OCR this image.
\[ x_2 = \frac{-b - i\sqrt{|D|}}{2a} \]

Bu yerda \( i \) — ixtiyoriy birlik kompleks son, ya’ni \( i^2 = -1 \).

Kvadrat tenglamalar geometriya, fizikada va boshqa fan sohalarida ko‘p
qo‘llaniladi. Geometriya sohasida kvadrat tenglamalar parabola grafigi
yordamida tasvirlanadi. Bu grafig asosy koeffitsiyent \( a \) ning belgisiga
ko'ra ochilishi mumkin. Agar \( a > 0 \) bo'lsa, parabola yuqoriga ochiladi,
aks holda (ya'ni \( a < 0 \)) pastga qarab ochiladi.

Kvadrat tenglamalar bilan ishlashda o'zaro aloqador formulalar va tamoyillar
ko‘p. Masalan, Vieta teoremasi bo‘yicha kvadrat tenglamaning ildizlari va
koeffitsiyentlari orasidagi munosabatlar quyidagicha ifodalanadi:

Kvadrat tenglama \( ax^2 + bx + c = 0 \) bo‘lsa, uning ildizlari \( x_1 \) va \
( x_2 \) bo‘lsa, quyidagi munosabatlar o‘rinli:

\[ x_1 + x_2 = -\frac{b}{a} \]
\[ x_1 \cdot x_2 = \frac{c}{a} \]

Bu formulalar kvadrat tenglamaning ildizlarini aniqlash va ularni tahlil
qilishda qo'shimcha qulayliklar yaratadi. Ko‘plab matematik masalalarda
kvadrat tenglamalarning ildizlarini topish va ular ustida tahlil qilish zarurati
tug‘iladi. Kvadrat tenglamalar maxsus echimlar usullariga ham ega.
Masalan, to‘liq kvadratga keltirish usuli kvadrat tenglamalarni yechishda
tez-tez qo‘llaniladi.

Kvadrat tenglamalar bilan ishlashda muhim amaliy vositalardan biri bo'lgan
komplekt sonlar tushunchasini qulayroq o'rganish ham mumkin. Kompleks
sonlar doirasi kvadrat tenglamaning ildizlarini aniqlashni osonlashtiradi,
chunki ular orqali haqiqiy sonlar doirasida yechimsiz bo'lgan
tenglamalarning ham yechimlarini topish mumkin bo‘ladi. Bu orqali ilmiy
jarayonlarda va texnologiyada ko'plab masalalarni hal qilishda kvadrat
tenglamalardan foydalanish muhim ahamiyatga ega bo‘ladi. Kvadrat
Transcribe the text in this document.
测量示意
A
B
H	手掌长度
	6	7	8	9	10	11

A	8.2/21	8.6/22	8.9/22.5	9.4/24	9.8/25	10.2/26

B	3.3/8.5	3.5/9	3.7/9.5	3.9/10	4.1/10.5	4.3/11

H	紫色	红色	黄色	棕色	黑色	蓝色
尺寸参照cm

++++++

Task to complete -> Copy every line from the entries that contains the word "topish".

Full solution ->
kvadrat tenglamalarning ildizlarini topish va ular ustida tahlil qilish zarurati
tenglamalarning ham yechimlarini topish mumkin bo‘ladi. Bu orqali ilmiy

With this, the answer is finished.